## WHAT YOU ARE ASKED TO DO
Reproduce all entries verbatim, with nothing added or dropped.

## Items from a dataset
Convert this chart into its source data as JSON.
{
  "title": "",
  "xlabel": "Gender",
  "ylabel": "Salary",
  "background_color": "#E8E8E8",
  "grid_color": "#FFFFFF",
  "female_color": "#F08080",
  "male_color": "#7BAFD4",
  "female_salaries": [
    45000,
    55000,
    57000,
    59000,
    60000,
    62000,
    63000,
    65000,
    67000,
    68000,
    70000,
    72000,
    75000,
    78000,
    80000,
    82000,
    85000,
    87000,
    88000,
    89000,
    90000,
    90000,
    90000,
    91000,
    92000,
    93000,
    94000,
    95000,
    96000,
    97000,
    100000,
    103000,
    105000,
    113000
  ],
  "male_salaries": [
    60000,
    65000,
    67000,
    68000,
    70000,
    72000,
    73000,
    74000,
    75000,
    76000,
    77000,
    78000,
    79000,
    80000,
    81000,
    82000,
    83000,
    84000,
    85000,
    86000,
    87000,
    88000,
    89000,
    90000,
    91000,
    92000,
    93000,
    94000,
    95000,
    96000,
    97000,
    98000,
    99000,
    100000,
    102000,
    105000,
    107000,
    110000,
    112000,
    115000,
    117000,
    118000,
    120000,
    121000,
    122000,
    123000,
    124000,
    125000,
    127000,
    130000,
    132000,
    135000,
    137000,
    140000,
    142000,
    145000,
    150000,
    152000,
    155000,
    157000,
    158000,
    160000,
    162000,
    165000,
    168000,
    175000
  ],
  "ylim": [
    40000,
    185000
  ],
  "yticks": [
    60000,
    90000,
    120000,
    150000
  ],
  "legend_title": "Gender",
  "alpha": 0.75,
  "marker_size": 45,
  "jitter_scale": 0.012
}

## SOLUTION TO THE PROBLEM
Convert this chart into its source data as JSON.
{
  "title": "",
  "xlabel": "Gender",
  "ylabel": "Salary",
  "background_color": "#E8E8E8",
  "grid_color": "#FFFFFF",
  "female_color": "#F08080",
  "male_color": "#7BAFD4",
  "female_salaries": [
    45000,
    55000,
    57000,
    59000,
    60000,
    62000,
    63000,
    65000,
    67000,
    68000,
    70000,
    72000,
    75000,
    78000,
    80000,
    82000,
    85000,
    87000,
    88000,
    89000,
    90000,
    90000,
    90000,
    91000,
    92000,
    93000,
    94000,
    95000,
    96000,
    97000,
    100000,
    103000,
    105000,
    113000
  ],
  "male_salaries": [
    60000,
    65000,
    67000,
    68000,
    70000,
    72000,
    73000,
    74000,
    75000,
    76000,
    77000,
    78000,
    79000,
    80000,
    81000,
    82000,
    83000,
    84000,
    85000,
    86000,
    87000,
    88000,
    89000,
    90000,
    91000,
    92000,
    93000,
    94000,
    95000,
    96000,
    97000,
    98000,
    99000,
    100000,
    102000,
    105000,
    107000,
    110000,
    112000,
    115000,
    117000,
    118000,
    120000,
    121000,
    122000,
    123000,
    124000,
    125000,
    127000,
    130000,
    132000,
    135000,
    137000,
    140000,
    142000,
    145000,
    150000,
    152000,
    155000,
    157000,
    158000,
    160000,
    162000,
    165000,
    168000,
    175000
  ],
  "ylim": [
    40000,
    185000
  ],
  "yticks": [
    60000,
    90000,
    120000,
    150000
  ],
  "legend_title": "Gender",
  "alpha": 0.75,
  "marker_size": 45,
  "jitter_scale": 0.012
}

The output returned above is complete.